» Aim: Scan the entries below and extract each line with the word "молодежи" in it.

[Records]

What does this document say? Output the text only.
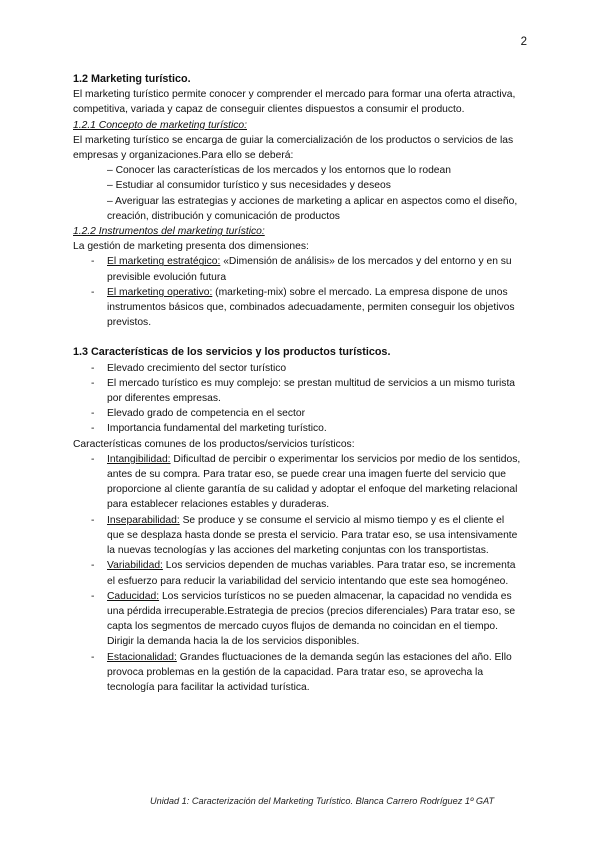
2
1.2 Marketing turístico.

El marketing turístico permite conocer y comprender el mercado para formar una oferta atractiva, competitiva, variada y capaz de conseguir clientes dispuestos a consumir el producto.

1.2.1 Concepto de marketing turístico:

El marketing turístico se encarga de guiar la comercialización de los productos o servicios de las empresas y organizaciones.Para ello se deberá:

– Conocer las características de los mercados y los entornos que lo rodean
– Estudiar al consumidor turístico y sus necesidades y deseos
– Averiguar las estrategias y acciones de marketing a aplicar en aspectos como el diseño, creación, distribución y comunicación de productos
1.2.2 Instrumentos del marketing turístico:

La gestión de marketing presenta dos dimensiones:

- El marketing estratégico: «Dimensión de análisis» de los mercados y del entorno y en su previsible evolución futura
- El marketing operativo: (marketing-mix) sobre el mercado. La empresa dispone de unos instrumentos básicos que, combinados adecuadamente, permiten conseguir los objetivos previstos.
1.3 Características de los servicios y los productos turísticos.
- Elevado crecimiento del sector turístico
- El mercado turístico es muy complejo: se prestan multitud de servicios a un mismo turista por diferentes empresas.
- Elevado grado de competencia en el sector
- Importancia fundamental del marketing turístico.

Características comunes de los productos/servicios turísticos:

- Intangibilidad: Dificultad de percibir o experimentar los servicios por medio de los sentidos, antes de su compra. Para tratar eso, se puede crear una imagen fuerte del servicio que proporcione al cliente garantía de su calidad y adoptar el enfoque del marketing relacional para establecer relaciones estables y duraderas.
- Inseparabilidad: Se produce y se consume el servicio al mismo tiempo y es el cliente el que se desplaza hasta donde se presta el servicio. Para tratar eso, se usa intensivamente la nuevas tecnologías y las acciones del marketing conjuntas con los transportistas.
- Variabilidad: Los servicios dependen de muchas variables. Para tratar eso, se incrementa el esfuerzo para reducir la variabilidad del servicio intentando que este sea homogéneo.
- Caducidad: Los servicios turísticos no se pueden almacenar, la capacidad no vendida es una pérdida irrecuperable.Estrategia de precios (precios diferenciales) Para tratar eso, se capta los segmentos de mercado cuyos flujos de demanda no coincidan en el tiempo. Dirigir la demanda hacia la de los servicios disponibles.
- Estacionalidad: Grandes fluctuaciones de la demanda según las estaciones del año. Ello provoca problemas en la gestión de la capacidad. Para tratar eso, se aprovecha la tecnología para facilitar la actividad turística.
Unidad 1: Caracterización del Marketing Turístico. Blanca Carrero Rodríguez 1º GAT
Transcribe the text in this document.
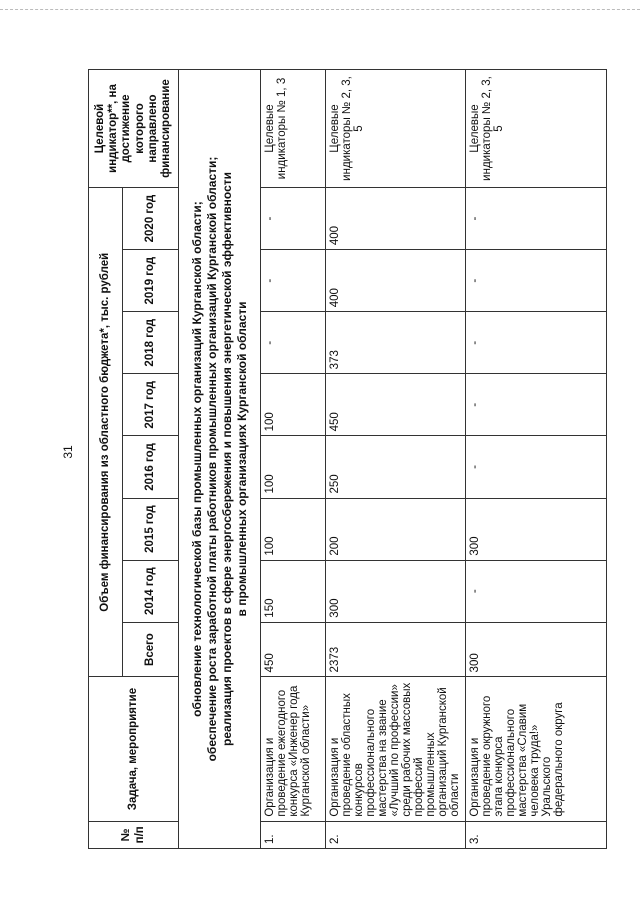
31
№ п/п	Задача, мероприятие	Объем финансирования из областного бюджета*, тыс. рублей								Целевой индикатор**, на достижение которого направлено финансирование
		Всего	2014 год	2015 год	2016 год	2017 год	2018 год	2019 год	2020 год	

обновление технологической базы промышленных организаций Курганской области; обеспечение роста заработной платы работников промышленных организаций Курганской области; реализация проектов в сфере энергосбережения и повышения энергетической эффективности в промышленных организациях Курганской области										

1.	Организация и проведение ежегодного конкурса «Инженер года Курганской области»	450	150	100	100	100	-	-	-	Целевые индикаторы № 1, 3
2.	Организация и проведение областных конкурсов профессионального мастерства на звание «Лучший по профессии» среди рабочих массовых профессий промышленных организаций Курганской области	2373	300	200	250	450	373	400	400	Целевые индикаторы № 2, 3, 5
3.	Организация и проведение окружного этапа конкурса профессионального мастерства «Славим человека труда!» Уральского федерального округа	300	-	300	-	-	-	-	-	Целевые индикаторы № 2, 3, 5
...
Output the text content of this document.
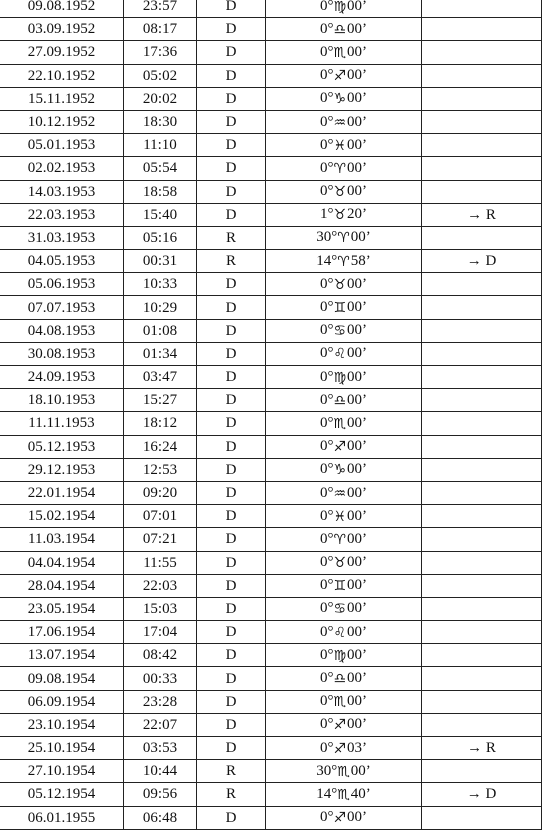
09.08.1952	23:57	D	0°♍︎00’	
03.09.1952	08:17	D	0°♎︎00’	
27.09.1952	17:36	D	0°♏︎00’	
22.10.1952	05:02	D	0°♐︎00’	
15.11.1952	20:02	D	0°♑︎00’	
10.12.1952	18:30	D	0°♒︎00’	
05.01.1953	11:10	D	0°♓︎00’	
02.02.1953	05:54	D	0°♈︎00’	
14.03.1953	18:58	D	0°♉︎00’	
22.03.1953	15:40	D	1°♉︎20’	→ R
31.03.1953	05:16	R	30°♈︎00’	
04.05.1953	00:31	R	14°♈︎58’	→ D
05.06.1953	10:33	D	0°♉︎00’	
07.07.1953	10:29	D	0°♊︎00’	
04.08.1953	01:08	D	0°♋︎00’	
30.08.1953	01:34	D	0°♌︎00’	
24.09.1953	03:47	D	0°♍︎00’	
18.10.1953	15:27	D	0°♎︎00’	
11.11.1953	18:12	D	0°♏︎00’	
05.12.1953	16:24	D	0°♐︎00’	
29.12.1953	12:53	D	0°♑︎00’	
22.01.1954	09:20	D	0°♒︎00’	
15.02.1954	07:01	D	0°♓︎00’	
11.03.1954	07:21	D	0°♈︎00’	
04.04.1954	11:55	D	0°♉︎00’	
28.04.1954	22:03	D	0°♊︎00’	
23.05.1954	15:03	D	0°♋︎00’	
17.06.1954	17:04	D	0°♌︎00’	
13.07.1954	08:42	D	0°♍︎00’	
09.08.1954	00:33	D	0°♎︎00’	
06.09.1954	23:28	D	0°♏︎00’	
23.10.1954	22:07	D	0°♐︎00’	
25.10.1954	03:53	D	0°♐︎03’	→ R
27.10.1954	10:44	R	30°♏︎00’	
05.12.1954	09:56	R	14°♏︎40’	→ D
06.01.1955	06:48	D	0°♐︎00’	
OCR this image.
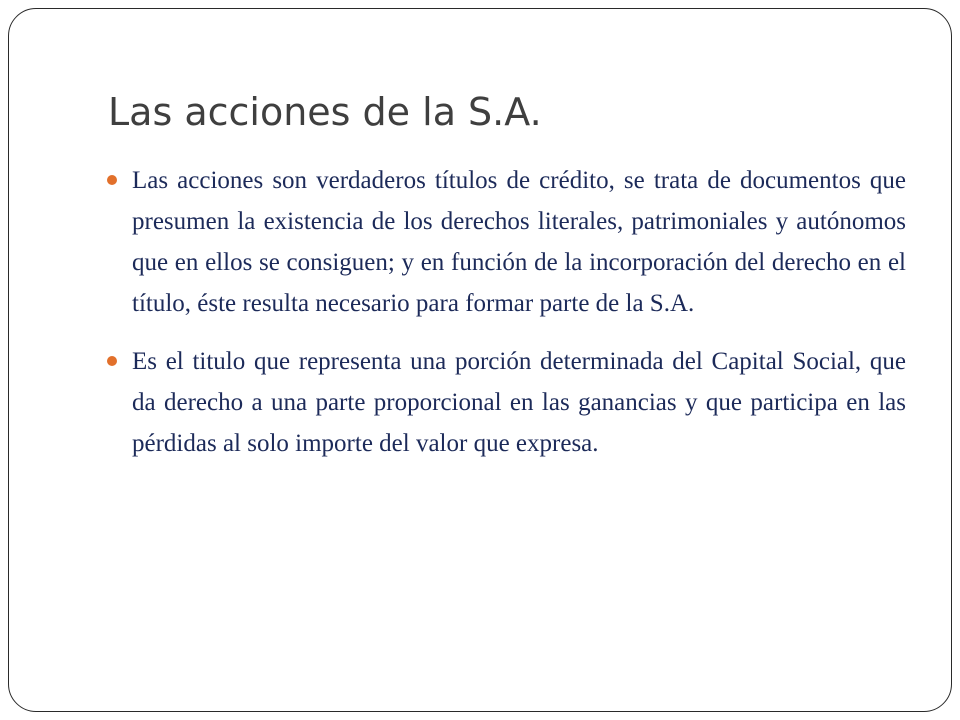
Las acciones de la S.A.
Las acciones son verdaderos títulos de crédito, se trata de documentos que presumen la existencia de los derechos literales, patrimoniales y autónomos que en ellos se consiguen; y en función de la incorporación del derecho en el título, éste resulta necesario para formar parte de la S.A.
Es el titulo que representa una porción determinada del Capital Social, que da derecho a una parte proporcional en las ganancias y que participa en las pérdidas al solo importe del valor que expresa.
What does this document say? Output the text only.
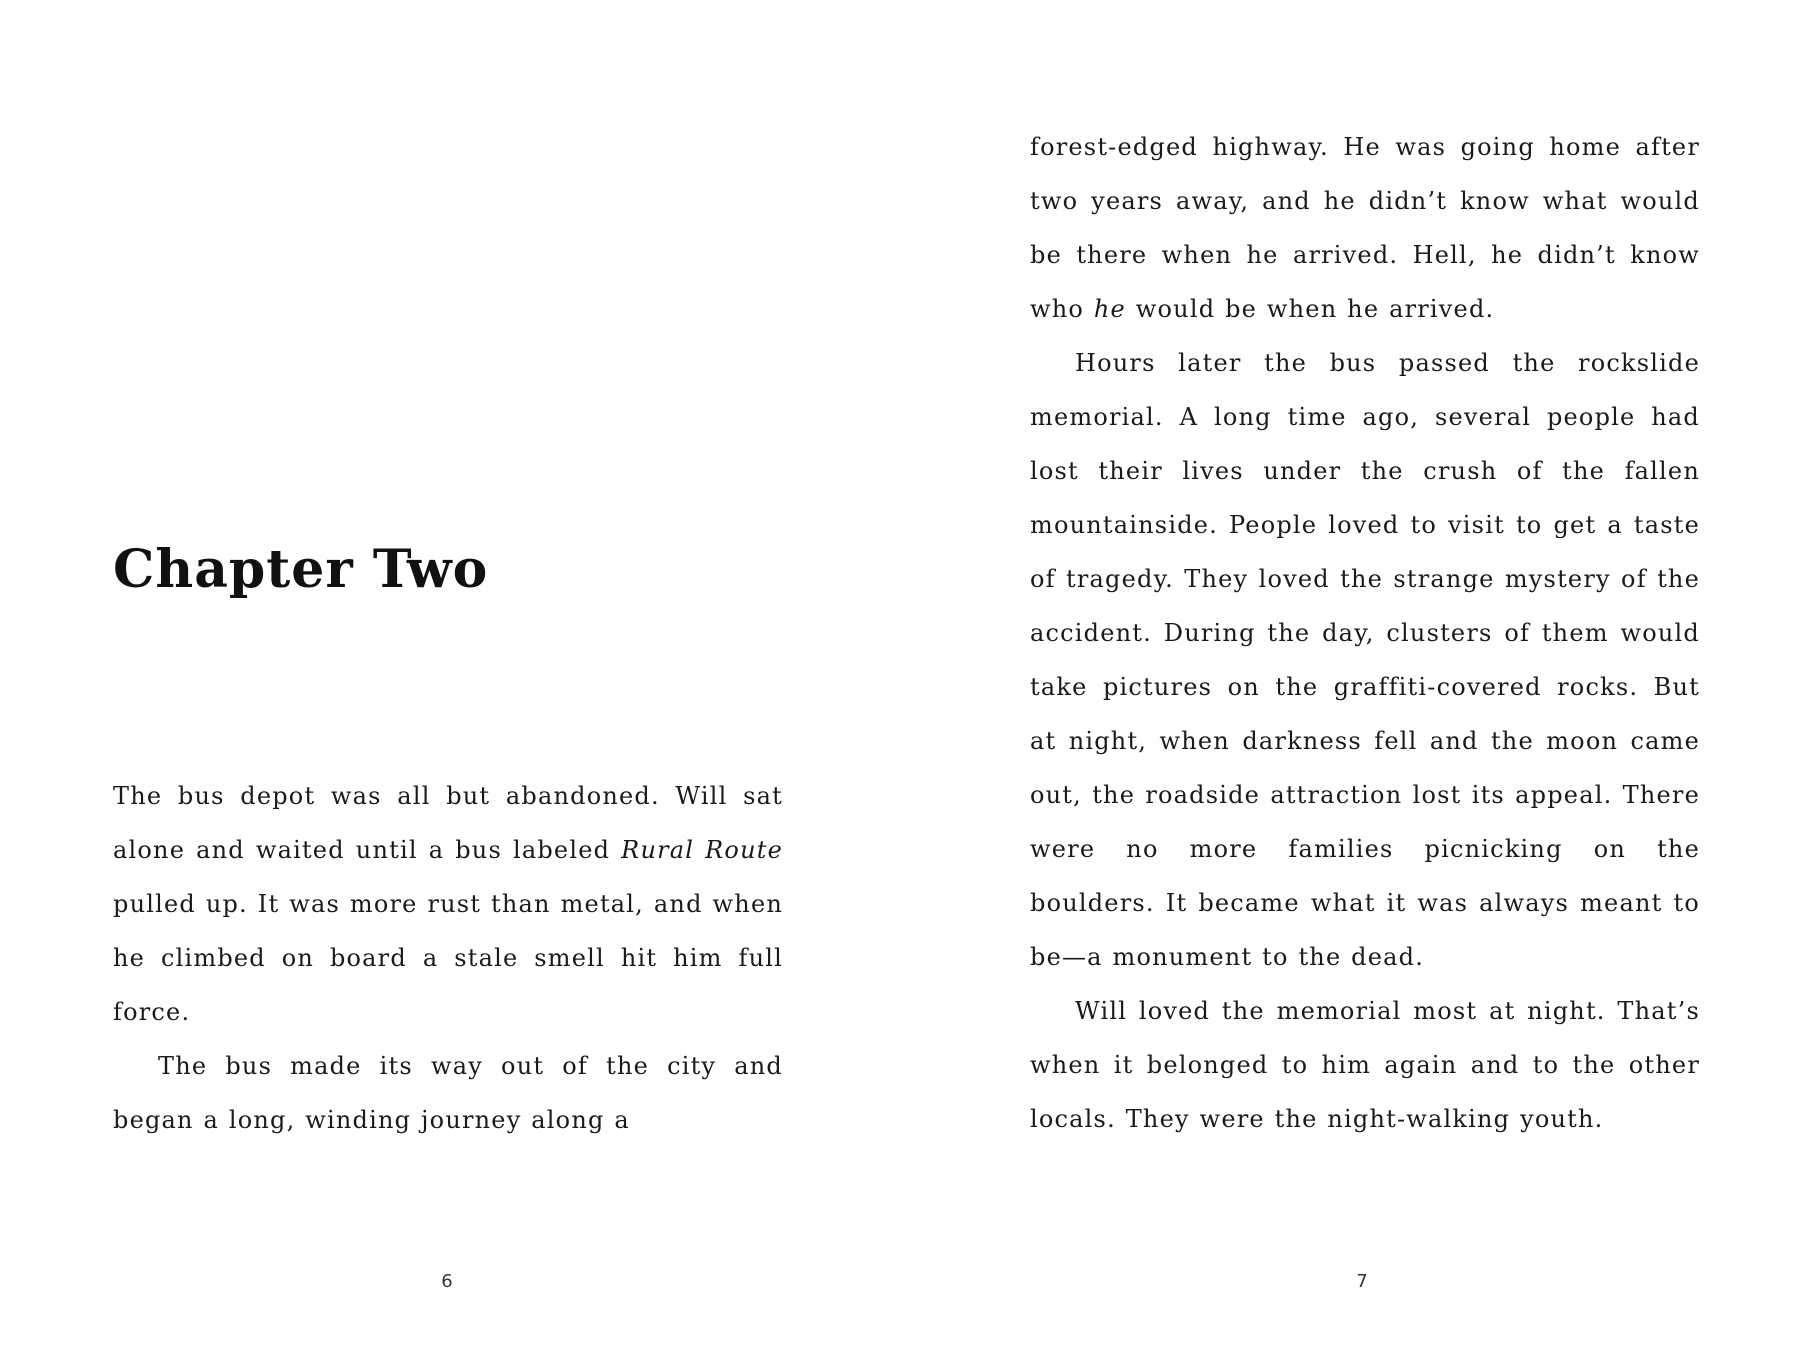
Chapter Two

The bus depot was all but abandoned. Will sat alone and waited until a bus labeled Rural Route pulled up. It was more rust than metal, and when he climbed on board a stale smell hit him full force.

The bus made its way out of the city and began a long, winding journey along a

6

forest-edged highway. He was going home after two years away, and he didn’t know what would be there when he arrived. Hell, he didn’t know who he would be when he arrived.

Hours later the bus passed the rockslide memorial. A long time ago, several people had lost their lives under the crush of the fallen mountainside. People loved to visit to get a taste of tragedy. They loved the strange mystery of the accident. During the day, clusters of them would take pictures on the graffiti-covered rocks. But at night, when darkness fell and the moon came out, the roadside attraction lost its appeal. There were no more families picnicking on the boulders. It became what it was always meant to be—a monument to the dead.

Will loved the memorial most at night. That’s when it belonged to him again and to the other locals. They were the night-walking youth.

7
--
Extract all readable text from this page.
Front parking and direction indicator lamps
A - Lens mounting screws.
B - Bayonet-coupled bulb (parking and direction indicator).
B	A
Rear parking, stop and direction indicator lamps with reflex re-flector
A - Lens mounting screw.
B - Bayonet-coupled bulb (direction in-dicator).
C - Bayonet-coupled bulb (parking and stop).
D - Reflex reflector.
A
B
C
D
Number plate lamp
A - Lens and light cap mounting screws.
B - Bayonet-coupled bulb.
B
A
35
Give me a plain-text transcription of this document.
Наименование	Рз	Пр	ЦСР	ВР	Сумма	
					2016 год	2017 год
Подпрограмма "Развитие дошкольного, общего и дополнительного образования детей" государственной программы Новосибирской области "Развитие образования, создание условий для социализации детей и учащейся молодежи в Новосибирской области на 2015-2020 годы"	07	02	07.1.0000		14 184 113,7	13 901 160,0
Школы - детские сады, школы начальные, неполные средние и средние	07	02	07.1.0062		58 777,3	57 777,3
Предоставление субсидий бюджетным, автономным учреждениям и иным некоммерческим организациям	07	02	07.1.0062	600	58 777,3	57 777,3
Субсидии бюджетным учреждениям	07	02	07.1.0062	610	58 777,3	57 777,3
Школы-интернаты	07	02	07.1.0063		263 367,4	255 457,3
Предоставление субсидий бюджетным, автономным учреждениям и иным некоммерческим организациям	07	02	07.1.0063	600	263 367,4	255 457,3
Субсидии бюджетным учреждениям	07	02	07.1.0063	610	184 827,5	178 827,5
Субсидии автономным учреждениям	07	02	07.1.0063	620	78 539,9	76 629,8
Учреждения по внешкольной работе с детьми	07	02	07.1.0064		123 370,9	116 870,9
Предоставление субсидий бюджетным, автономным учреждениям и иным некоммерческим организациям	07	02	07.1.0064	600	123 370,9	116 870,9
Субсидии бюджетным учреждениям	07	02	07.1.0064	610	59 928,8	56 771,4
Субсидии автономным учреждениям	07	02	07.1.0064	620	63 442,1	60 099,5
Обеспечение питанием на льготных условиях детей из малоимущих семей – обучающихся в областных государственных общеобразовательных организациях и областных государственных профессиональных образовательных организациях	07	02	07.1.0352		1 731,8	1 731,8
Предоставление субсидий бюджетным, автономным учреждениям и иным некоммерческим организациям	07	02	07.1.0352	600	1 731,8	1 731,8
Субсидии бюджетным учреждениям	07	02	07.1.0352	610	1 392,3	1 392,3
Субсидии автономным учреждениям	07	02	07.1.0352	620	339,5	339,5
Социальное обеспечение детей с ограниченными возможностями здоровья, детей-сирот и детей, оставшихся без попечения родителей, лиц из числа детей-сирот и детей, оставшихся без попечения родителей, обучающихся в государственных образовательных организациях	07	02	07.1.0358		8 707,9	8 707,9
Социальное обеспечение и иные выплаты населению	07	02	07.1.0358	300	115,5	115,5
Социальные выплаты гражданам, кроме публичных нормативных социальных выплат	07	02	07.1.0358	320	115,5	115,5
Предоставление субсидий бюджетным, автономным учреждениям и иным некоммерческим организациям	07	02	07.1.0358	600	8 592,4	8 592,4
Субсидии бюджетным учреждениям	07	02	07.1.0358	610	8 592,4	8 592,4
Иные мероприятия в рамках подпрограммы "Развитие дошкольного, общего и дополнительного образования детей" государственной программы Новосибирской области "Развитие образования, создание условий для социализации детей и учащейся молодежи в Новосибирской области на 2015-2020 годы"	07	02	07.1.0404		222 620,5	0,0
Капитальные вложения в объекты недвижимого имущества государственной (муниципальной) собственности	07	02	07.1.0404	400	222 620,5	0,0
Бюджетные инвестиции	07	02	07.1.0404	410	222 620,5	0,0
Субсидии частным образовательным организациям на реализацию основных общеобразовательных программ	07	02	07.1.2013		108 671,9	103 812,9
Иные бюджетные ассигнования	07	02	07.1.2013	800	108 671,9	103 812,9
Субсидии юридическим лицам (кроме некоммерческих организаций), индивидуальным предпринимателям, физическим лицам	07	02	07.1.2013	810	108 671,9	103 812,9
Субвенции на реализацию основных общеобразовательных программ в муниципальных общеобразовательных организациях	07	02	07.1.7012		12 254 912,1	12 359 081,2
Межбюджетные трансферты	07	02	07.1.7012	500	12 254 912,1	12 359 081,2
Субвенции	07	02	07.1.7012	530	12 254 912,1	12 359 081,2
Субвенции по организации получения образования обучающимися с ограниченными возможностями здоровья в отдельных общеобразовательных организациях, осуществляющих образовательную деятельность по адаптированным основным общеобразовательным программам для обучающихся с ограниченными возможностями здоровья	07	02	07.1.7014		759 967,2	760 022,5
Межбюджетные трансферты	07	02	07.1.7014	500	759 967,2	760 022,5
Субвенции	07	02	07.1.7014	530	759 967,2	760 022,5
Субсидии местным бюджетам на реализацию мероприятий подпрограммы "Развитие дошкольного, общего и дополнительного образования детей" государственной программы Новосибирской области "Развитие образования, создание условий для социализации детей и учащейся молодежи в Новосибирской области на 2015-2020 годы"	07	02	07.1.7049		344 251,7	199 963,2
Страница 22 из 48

» Result:
Подпрограмма "Развитие дошкольного, общего и дополнительного образования детей" государственной программы Новосибирской области "Развитие образования, создание условий для социализации детей и учащейся молодежи в Новосибирской области на 2015-2020 годы"	07	02	07.1.0000		14 184 113,7	13 901 160,0
Иные мероприятия в рамках подпрограммы "Развитие дошкольного, общего и дополнительного образования детей" государственной программы Новосибирской области "Развитие образования, создание условий для социализации детей и учащейся молодежи в Новосибирской области на 2015-2020 годы"	07	02	07.1.0404		222 620,5	0,0
Субсидии местным бюджетам на реализацию мероприятий подпрограммы "Развитие дошкольного, общего и дополнительного образования детей" государственной программы Новосибирской области "Развитие образования, создание условий для социализации детей и учащейся молодежи в Новосибирской области на 2015-2020 годы"	07	02	07.1.7049		344 251,7	199 963,2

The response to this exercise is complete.